■ Given exercise ■
Reproduce each line bearing the word "text".

■ Provided records ■
[start]

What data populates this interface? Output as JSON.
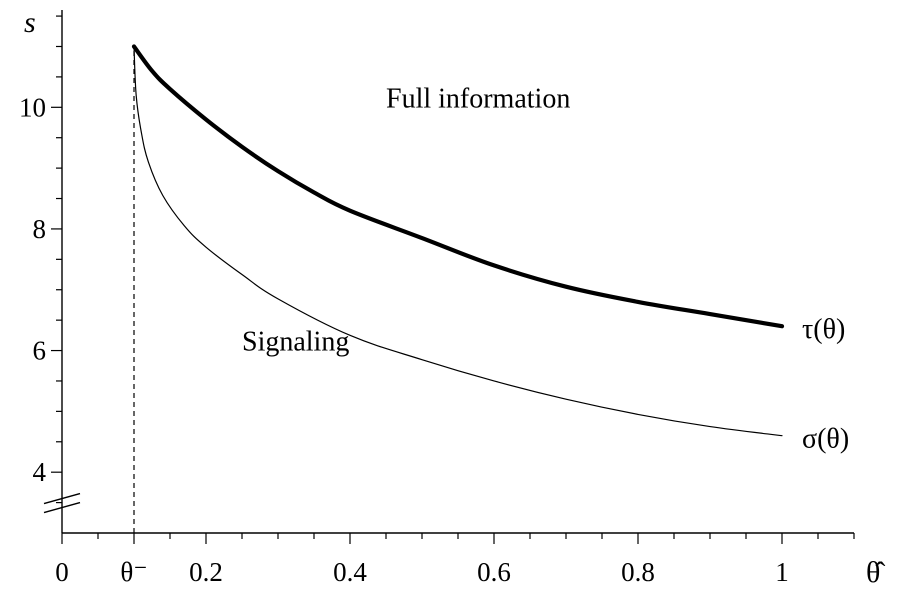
{
  "chart_data": {
    "type": "line",
    "title": "",
    "xlabel": "θ̂",
    "ylabel": "s",
    "xlim": [
      0,
      1.1
    ],
    "ylim": [
      3.0,
      11.6
    ],
    "x_axis_break": false,
    "y_axis_break": true,
    "x_ticks": [
      {
        "value": 0,
        "label": "0"
      },
      {
        "value": 0.1,
        "label": "θ⁻"
      },
      {
        "value": 0.2,
        "label": "0.2"
      },
      {
        "value": 0.4,
        "label": "0.4"
      },
      {
        "value": 0.6,
        "label": "0.6"
      },
      {
        "value": 0.8,
        "label": "0.8"
      },
      {
        "value": 1.0,
        "label": "1"
      }
    ],
    "y_ticks": [
      {
        "value": 4,
        "label": "4"
      },
      {
        "value": 6,
        "label": "6"
      },
      {
        "value": 8,
        "label": "8"
      },
      {
        "value": 10,
        "label": "10"
      }
    ],
    "vertical_reference_line": {
      "x": 0.1,
      "style": "dashed"
    },
    "series": [
      {
        "name": "τ(θ)",
        "style": "thick",
        "color": "#000000",
        "x": [
          0.1,
          0.125,
          0.15,
          0.2,
          0.25,
          0.3,
          0.35,
          0.4,
          0.5,
          0.6,
          0.7,
          0.8,
          0.9,
          1.0
        ],
        "y": [
          11.0,
          10.6,
          10.3,
          9.8,
          9.35,
          8.95,
          8.6,
          8.3,
          7.85,
          7.4,
          7.05,
          6.8,
          6.6,
          6.4
        ]
      },
      {
        "name": "σ(θ)",
        "style": "thin",
        "color": "#000000",
        "x": [
          0.1,
          0.103,
          0.11,
          0.12,
          0.14,
          0.17,
          0.2,
          0.25,
          0.3,
          0.4,
          0.5,
          0.6,
          0.7,
          0.8,
          0.9,
          1.0
        ],
        "y": [
          11.0,
          10.2,
          9.6,
          9.1,
          8.55,
          8.05,
          7.7,
          7.25,
          6.85,
          6.25,
          5.85,
          5.5,
          5.2,
          4.95,
          4.75,
          4.6
        ]
      }
    ],
    "annotations": [
      {
        "text": "Full information",
        "x": 0.45,
        "y": 10.0
      },
      {
        "text": "Signaling",
        "x": 0.25,
        "y": 6.0
      }
    ]
  }
}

[end]

■ The response ■
        "text": "Full information",
        "text": "Signaling",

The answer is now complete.